SELECTED EXCERPT »

* BEGIN *

Application Process for a VAWA Green Card: The I-360 Petition

A step-by-step guide to applying for U.S. lawful permanent residence independently, without the help of an abusive U.S. citizen or permanent resident sponsor.

Updated 7/03/2024

There are two main steps to applying for U.S. lawful permanent residence (a "green card") on one's own, without having to rely on an abusive and possibly uncooperative U.S. citizen or resident spouse or parent. (These are made possible by the Violence Against Women Act, or "VAWA.) The steps are:

  • first, file Form I-360 and supporting evidence with U.S. Citizenship and Immigration Services (USCIS), and
  • file an adjustment of status application requesting a U.S. green card (lawful permanent residence), using Form I-485 and supporting documents.

If you are the spouse of a U.S. citizen, you are an "immediate relative," and as such can combine these two steps into one and file the I-360 and the I-485 together, or "concurrently."

If your U.S. spouse is a lawful permanent resident (a green card holder), then you are not an immediate relative, and your only choice is to submit the Form I-360 to USCIS first, wait for USCIS approval, wait for your Priority Date to become current (which could take no time at all or months or years), and then file the I-485 application.

This article will guide you in further detail through the first step of the application process and direct you to resources for the next steps.

If you have any questions about your eligibility for VAWA, see Green Card Under the Violence Against Women Act (VAWA): Who Is Eligible.

* END *

DIRECTIVES »
(A) Translate this sentence from the VAWA green card guide into Spanish: "This article will guide you in further detail through the first step of the application process and direct you to resources for the next steps."
(B) In the listing, rewrite the part that opens with the line containing "y-tick-label: 19.320: [19, 156, 64, 171]" and closes with the line containing "y2-tick-label: 13.43%: [472, 216, 522, 231]", changing "x-tick-label" to "x-axis-label" and leaving everything else the same.
The text and the listing are unrelated to each other.

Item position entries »

* BEGIN *

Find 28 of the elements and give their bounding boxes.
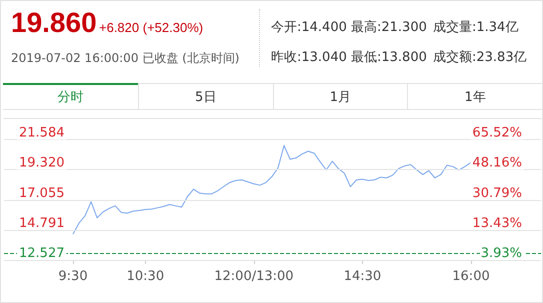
y-tick-label: 19.320: [19, 156, 64, 171]
x-tick-label: 14:30: [344, 269, 382, 284]
y2-tick-label: 30.79%: [472, 186, 522, 201]
y-tick-label: 14.791: [19, 216, 64, 231]
y-tick-label: 12.527: [19, 246, 64, 261]
y-tick-label: 21.584: [19, 126, 64, 140]
x-tick-label: 16:00: [452, 269, 490, 284]
tab: 分时: [3, 83, 138, 110]
text: 最高:21.300: [351, 19, 427, 36]
y2-tick-label: 13.43%: [472, 216, 522, 231]
x-tick-label: 10:30: [126, 269, 164, 284]
x-tick-label: 12:00/13:00: [214, 269, 294, 284]
y-tick-label: 17.055: [19, 186, 64, 201]
x-tick-label: 9:30: [58, 269, 88, 284]
text: 2019-07-02 16:00:00 已收盘 (北京时间): [11, 50, 240, 67]
text: 成交额:23.83亿: [433, 49, 527, 66]
text: 最低:13.800: [351, 49, 427, 66]
tab: 1年: [407, 83, 542, 110]
text: 19.860: [11, 7, 97, 39]
text: 今开:14.400: [271, 19, 347, 36]
text: 昨收:13.040: [271, 49, 347, 66]
tab: 5日: [138, 83, 272, 110]
text: +6.820 (+52.30%): [99, 20, 204, 35]
y2-tick-label: 48.16%: [472, 156, 522, 171]
y2-tick-label: -3.93%: [476, 246, 522, 261]
text: 成交量:1.34亿: [433, 19, 518, 36]
y2-tick-label: 65.52%: [472, 126, 522, 140]
tab: 1月: [272, 83, 408, 110]
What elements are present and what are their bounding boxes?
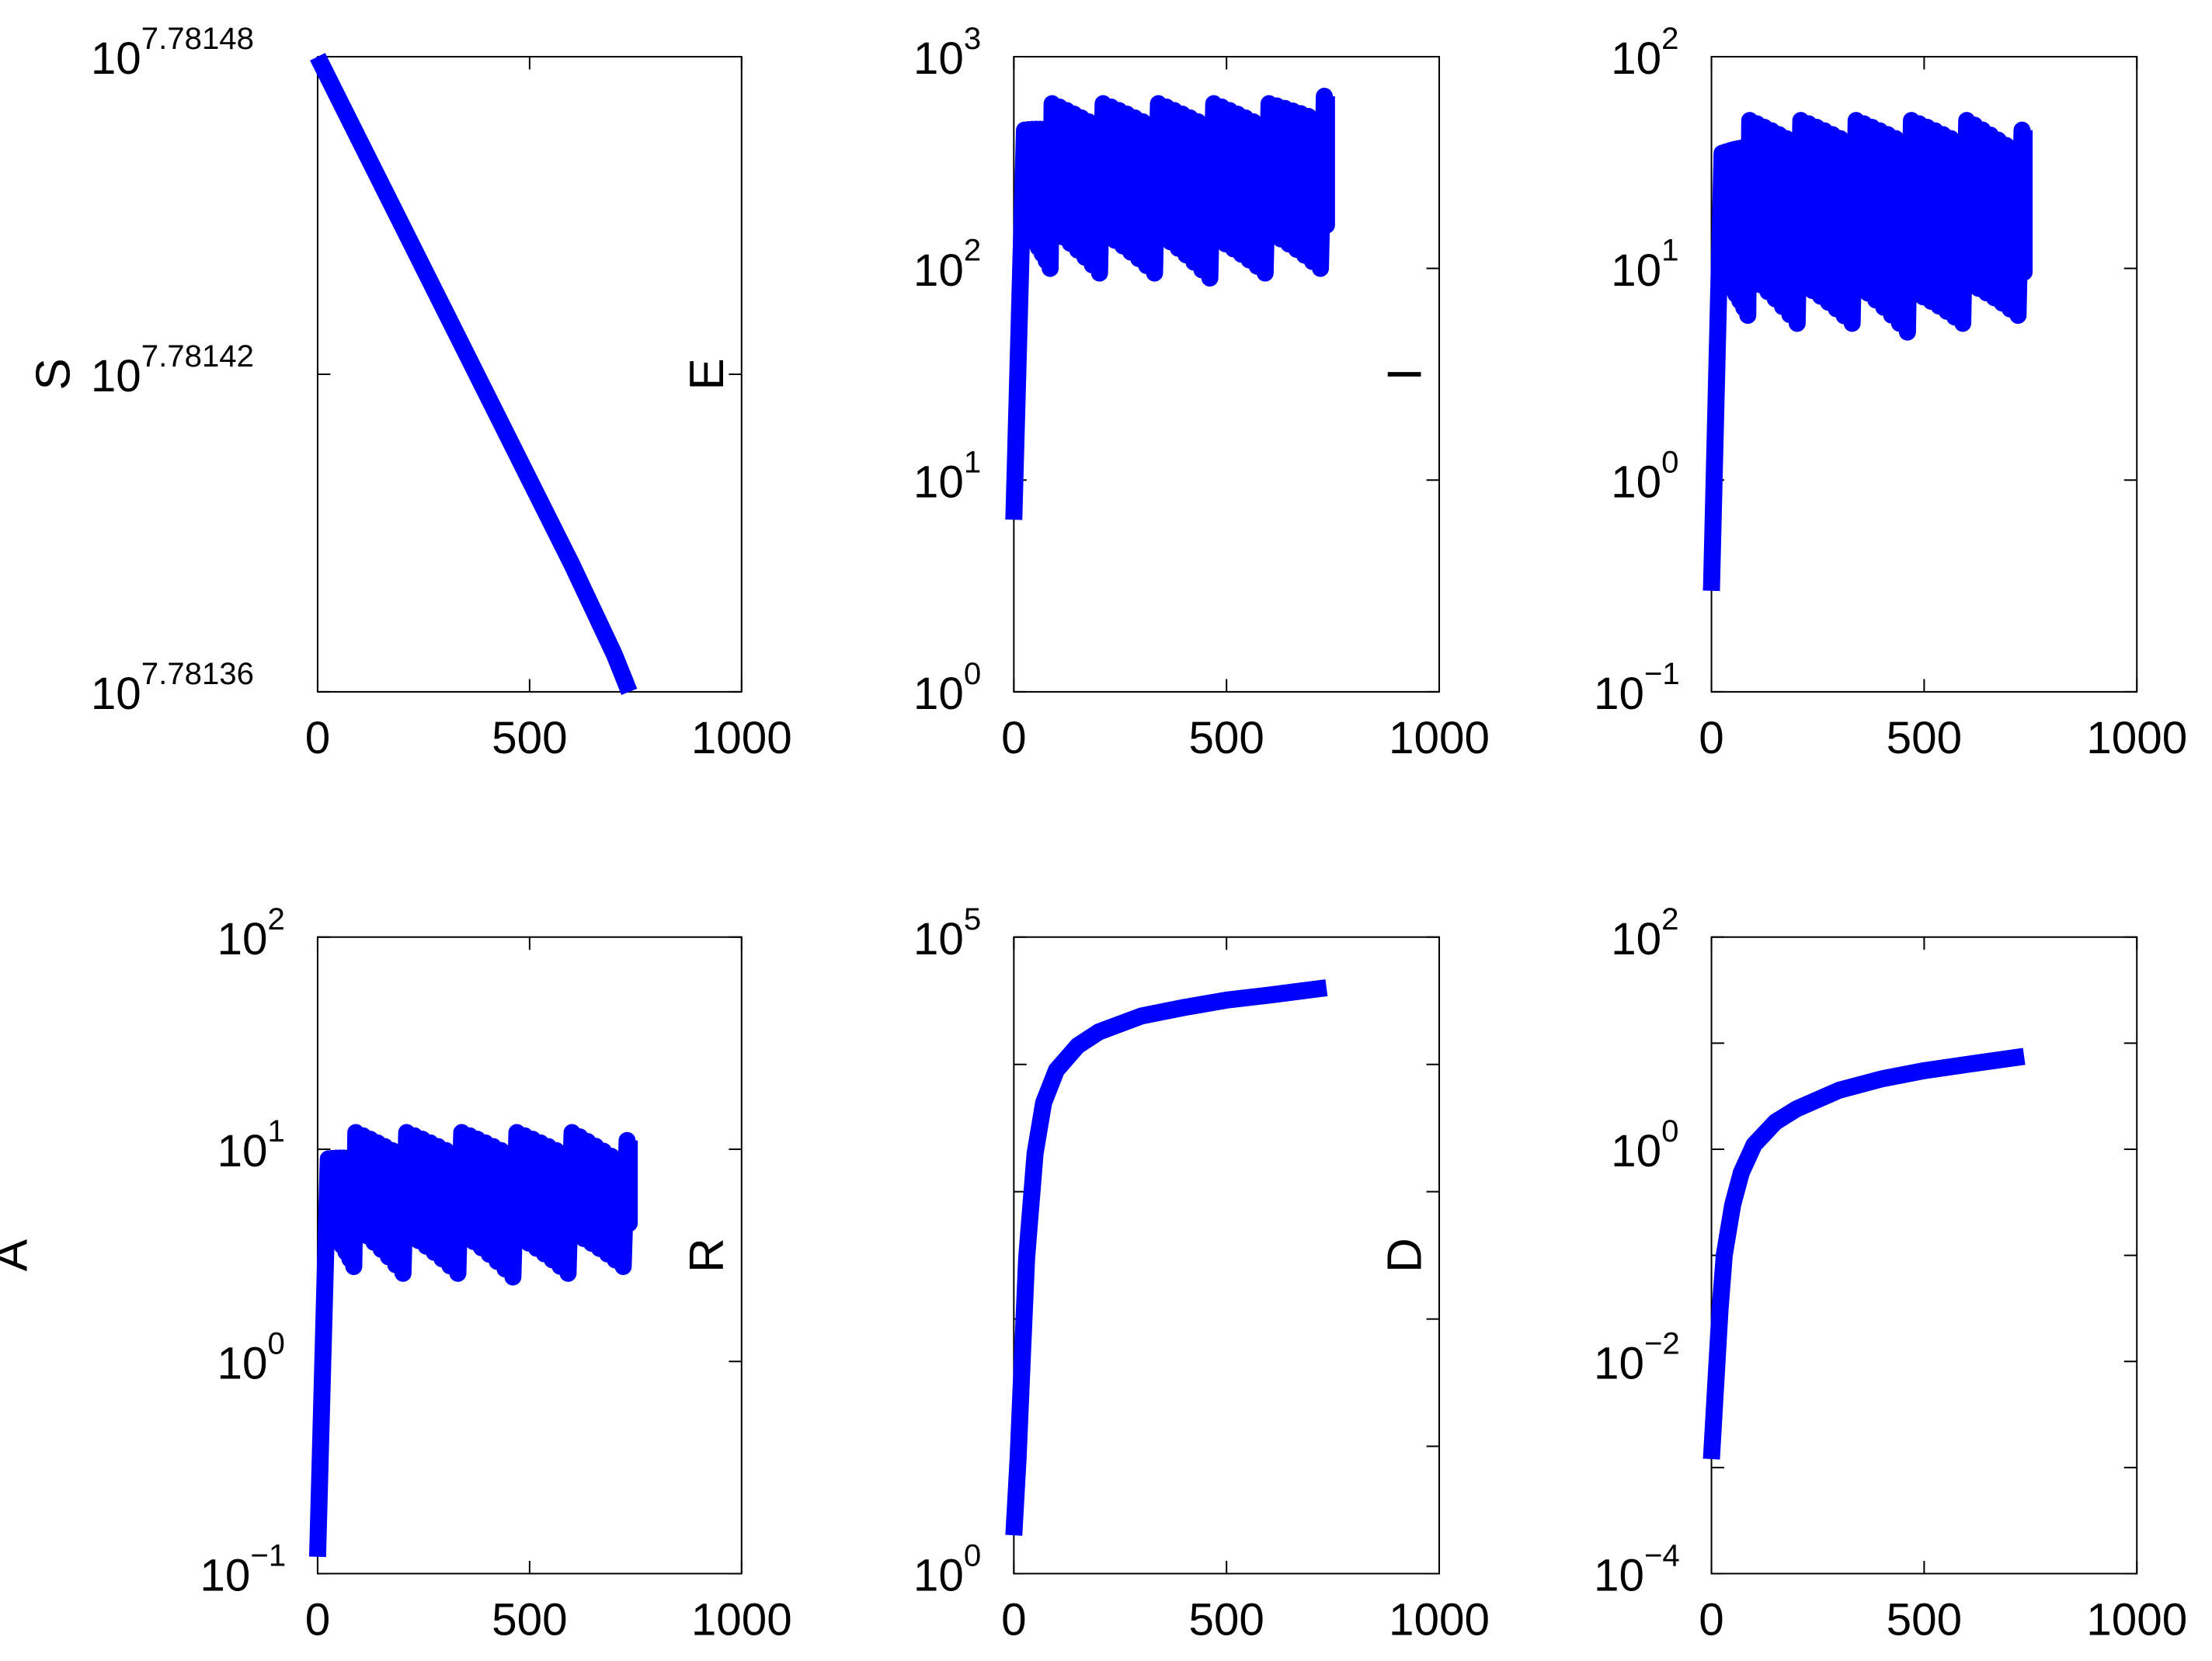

* END *

FINAL ANSWERS »
(A) Este artículo le guiará con más detalle a través del primer paso del proceso de solicitud y le indicará recursos para los siguientes pasos.

(B)
y-tick-label: 19.320: [19, 156, 64, 171]
x-axis-label: 14:30: [344, 269, 382, 284]
y2-tick-label: 30.79%: [472, 186, 522, 201]
y-tick-label: 14.791: [19, 216, 64, 231]
y-tick-label: 12.527: [19, 246, 64, 261]
y-tick-label: 21.584: [19, 126, 64, 140]
x-axis-label: 16:00: [452, 269, 490, 284]
tab: 分时: [3, 83, 138, 110]
text: 最高:21.300: [351, 19, 427, 36]
y2-tick-label: 13.43%: [472, 216, 522, 231]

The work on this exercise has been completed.